### AIM
Write the data out again exactly, dropping any images it holds.

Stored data
▬▬▬▬▬▬▬▬▬▬

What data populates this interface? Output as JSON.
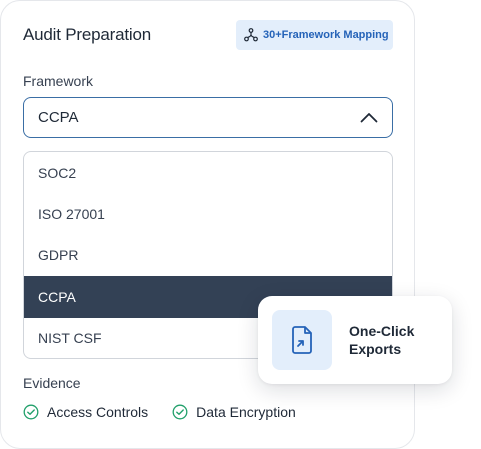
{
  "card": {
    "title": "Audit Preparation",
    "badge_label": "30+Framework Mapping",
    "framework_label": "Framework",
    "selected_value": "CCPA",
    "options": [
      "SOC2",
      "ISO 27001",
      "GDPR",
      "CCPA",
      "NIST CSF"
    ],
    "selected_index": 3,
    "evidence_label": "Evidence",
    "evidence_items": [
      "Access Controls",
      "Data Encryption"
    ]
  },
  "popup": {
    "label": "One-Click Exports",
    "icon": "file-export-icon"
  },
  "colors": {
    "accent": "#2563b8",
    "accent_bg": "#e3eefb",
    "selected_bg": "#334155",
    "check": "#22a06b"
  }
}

▬▬▬▬▬▬▬▬▬▬

### SOLUTION TO THIS PROBLEM
What data populates this interface? Output as JSON.
{
  "card": {
    "title": "Audit Preparation",
    "badge_label": "30+Framework Mapping",
    "framework_label": "Framework",
    "selected_value": "CCPA",
    "options": [
      "SOC2",
      "ISO 27001",
      "GDPR",
      "CCPA",
      "NIST CSF"
    ],
    "selected_index": 3,
    "evidence_label": "Evidence",
    "evidence_items": [
      "Access Controls",
      "Data Encryption"
    ]
  },
  "popup": {
    "label": "One-Click Exports",
    "icon": "file-export-icon"
  },
  "colors": {
    "accent": "#2563b8",
    "accent_bg": "#e3eefb",
    "selected_bg": "#334155",
    "check": "#22a06b"
  }
}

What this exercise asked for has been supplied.